_PROBLEM REQUIREMENTS:_ Go through the records underneath and write each one out again exactly.

====== LISTING ======

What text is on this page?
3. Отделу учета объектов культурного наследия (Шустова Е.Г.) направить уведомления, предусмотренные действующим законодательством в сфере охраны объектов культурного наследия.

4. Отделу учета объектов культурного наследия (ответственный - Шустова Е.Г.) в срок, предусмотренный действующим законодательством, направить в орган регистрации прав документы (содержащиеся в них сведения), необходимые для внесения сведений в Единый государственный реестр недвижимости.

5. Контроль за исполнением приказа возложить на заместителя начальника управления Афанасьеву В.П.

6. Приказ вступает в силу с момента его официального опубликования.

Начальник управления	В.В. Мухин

======

_RESULT OF THIS TASK:_
What text is on this page?
3. Отделу учета объектов культурного наследия (Шустова Е.Г.) направить уведомления, предусмотренные действующим законодательством в сфере охраны объектов культурного наследия.

4. Отделу учета объектов культурного наследия (ответственный - Шустова Е.Г.) в срок, предусмотренный действующим законодательством, направить в орган регистрации прав документы (содержащиеся в них сведения), необходимые для внесения сведений в Единый государственный реестр недвижимости.

5. Контроль за исполнением приказа возложить на заместителя начальника управления Афанасьеву В.П.

6. Приказ вступает в силу с момента его официального опубликования.

Начальник управления	В.В. Мухин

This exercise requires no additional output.